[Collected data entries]

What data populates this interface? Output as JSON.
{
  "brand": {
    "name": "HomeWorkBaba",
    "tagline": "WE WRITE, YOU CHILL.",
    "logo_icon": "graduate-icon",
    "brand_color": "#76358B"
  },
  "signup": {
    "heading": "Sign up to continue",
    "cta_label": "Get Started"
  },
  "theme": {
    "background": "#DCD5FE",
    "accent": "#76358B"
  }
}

## [Brief]
Write an exact transcription of every entry above.

## [Reply]
What data populates this interface? Output as JSON.
{
  "brand": {
    "name": "HomeWorkBaba",
    "tagline": "WE WRITE, YOU CHILL.",
    "logo_icon": "graduate-icon",
    "brand_color": "#76358B"
  },
  "signup": {
    "heading": "Sign up to continue",
    "cta_label": "Get Started"
  },
  "theme": {
    "background": "#DCD5FE",
    "accent": "#76358B"
  }
}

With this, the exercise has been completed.